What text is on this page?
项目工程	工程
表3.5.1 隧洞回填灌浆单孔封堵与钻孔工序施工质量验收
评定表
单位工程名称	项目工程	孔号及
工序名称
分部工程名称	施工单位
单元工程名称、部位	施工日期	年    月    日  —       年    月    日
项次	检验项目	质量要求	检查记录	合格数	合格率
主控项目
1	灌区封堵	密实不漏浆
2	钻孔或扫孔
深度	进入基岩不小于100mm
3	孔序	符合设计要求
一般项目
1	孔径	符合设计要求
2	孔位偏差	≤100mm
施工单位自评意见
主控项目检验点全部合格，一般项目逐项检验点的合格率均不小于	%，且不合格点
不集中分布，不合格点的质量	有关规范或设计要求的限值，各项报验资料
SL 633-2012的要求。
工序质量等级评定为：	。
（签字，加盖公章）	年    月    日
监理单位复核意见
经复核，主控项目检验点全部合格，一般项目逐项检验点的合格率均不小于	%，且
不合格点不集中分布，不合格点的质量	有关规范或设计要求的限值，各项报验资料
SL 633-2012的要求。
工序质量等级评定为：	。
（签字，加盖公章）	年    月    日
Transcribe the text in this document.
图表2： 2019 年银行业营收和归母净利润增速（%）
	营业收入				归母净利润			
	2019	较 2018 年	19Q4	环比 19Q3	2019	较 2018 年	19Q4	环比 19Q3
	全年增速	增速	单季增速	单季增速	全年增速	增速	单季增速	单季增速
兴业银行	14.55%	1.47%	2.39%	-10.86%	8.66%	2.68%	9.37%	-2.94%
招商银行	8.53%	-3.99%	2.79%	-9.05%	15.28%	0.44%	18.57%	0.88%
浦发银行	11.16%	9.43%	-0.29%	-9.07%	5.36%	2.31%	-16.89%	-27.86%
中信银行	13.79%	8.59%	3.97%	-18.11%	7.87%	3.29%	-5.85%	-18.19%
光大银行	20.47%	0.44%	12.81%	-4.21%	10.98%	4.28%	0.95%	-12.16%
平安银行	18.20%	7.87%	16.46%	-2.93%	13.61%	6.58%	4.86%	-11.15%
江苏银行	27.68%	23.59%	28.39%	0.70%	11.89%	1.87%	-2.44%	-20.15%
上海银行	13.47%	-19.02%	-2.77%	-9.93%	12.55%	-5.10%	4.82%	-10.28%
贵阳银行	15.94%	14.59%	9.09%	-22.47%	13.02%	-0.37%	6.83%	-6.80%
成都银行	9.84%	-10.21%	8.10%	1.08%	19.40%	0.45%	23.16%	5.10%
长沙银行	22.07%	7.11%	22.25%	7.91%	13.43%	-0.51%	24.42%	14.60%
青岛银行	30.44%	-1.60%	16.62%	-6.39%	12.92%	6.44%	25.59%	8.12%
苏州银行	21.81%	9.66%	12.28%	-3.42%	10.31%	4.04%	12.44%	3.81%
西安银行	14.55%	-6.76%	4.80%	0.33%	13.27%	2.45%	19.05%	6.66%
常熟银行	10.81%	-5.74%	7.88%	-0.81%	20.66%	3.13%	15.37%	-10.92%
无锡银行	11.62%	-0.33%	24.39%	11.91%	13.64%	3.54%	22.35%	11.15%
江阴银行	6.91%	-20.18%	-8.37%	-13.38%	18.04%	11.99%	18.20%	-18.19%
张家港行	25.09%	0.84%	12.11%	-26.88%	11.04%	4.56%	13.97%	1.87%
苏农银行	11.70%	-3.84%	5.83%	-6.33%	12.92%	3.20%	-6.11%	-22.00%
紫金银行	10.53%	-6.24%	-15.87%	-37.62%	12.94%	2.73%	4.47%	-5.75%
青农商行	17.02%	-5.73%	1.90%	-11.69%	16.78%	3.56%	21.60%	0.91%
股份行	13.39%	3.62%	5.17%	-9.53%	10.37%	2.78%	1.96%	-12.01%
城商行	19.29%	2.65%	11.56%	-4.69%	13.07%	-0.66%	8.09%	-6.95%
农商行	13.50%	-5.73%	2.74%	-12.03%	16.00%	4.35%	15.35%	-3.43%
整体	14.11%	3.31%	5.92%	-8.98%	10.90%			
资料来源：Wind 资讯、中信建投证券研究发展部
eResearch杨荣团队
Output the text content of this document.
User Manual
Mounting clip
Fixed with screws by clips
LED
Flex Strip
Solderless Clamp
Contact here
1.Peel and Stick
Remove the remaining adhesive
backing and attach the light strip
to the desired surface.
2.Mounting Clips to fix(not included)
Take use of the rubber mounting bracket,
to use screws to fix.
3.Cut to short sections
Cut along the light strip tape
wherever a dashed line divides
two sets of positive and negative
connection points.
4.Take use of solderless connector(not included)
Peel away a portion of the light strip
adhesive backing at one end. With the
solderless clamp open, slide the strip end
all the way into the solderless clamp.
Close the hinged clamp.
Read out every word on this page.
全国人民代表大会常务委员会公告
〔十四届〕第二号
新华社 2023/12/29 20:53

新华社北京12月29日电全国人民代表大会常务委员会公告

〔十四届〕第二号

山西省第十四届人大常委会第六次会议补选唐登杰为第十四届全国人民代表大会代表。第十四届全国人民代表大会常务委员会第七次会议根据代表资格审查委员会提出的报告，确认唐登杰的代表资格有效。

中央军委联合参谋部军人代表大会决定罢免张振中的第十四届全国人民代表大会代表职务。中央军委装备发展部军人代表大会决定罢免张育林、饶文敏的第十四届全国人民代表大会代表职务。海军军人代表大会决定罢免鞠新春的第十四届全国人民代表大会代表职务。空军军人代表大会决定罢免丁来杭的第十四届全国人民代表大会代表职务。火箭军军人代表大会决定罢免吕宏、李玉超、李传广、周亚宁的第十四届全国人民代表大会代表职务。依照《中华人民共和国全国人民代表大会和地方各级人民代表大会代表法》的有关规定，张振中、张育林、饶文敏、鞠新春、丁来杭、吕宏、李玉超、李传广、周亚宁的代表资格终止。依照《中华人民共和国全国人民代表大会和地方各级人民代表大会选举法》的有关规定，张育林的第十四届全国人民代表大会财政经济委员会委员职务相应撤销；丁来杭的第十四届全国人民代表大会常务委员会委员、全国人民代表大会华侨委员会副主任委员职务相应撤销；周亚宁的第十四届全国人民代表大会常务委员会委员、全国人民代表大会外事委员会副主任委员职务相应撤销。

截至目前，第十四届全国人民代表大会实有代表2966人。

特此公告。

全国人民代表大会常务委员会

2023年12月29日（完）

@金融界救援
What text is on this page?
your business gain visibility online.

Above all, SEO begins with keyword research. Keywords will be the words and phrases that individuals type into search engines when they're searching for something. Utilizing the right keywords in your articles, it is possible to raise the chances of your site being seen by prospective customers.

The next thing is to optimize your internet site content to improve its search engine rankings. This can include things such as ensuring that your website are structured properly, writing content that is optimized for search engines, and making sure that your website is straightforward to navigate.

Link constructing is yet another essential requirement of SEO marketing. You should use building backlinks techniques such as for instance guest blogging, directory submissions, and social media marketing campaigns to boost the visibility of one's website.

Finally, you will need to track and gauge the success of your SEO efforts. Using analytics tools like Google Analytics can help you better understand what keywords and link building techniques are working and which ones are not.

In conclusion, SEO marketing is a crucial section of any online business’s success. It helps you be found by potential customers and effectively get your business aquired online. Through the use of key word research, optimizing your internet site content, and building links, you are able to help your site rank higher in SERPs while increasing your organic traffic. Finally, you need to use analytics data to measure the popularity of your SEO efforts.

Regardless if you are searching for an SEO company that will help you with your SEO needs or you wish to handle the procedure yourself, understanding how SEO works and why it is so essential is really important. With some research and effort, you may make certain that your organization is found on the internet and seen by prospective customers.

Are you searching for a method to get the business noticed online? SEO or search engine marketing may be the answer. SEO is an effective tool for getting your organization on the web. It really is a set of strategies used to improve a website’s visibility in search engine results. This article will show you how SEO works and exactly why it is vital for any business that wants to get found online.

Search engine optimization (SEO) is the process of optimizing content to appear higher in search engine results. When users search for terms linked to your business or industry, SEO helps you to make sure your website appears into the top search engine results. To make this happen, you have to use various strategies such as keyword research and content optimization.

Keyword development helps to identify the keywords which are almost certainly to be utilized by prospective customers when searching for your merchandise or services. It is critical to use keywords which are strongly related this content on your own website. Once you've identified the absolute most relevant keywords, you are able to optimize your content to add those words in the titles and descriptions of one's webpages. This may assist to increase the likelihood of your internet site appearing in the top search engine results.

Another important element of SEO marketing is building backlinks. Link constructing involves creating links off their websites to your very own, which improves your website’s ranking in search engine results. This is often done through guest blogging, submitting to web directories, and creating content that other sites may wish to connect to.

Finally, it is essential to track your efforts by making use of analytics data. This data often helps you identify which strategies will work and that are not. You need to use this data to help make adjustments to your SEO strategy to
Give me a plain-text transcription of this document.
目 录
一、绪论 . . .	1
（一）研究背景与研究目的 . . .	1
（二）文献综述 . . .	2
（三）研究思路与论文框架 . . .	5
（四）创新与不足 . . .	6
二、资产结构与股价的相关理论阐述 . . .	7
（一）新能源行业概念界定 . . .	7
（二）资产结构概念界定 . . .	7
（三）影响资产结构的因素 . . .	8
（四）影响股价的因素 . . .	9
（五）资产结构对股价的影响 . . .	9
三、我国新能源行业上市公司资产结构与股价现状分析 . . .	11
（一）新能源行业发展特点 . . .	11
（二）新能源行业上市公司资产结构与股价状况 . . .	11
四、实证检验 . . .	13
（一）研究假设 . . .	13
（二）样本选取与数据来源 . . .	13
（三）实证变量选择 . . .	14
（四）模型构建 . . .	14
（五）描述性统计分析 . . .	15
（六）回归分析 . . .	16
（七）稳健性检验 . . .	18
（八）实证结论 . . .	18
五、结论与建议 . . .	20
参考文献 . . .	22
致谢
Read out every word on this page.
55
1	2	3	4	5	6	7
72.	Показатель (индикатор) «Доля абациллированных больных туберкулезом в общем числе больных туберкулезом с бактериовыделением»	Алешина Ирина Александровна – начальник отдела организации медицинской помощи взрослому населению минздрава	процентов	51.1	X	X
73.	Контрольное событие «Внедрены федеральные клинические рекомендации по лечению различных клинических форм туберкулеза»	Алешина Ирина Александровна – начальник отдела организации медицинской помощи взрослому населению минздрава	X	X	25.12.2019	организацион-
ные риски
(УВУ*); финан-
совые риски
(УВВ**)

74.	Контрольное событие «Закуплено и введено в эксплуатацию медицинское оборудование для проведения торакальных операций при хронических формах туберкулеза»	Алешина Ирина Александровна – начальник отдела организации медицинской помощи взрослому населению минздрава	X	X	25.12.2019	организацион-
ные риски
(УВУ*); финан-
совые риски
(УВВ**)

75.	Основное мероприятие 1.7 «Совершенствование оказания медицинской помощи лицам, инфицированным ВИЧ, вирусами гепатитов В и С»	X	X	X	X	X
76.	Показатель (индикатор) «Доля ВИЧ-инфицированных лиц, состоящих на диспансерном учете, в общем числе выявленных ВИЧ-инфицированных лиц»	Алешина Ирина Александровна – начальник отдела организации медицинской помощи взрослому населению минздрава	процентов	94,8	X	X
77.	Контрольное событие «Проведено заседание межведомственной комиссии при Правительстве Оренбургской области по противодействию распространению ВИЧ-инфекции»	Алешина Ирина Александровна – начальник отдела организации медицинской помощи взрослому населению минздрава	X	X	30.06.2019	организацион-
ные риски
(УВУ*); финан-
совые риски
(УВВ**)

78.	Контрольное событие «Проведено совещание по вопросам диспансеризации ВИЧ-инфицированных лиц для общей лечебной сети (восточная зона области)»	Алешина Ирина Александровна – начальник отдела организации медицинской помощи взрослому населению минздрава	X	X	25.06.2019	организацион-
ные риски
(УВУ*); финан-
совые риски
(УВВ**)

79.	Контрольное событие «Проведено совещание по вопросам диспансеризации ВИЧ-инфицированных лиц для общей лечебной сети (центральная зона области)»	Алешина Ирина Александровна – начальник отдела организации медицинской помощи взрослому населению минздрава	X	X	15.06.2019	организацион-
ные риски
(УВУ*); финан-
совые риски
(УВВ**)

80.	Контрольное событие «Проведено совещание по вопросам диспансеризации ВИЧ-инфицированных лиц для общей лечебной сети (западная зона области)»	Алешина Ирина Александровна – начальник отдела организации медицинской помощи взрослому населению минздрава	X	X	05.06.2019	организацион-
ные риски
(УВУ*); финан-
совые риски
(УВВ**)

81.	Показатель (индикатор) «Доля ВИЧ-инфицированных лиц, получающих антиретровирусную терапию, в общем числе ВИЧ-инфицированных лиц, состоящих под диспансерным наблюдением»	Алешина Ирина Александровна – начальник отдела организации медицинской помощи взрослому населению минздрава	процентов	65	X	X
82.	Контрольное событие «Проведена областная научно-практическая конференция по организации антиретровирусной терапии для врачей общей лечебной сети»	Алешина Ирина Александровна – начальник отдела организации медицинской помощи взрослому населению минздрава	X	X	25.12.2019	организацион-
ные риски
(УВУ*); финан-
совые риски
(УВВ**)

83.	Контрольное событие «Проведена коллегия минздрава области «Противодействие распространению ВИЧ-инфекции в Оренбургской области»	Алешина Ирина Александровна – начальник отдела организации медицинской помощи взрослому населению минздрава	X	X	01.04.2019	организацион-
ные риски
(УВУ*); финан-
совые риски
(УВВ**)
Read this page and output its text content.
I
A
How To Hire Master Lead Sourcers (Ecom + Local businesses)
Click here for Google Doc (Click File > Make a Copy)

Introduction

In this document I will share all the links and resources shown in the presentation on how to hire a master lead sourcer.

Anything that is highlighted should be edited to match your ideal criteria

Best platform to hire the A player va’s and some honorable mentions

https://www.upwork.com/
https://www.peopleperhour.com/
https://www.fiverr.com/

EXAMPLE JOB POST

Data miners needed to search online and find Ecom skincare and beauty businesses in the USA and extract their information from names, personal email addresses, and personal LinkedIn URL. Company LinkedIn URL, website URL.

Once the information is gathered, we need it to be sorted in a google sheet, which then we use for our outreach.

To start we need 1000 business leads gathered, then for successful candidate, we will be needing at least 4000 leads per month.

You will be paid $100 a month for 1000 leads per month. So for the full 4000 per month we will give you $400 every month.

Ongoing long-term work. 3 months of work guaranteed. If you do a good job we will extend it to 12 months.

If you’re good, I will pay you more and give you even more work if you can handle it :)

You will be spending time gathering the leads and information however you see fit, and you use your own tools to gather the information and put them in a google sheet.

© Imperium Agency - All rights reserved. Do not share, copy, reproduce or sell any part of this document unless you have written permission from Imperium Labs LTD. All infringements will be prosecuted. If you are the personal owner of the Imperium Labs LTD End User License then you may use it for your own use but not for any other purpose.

(REQUIREMENT): Copy down every line of the material above that includes the string "gathered".

(ANSWER TO THE EXERCISE):
Once the information is gathered, we need it to be sorted in a google sheet, which then we use for our outreach.
To start we need 1000 business leads gathered, then for successful candidate, we will be needing at least 4000 leads per month.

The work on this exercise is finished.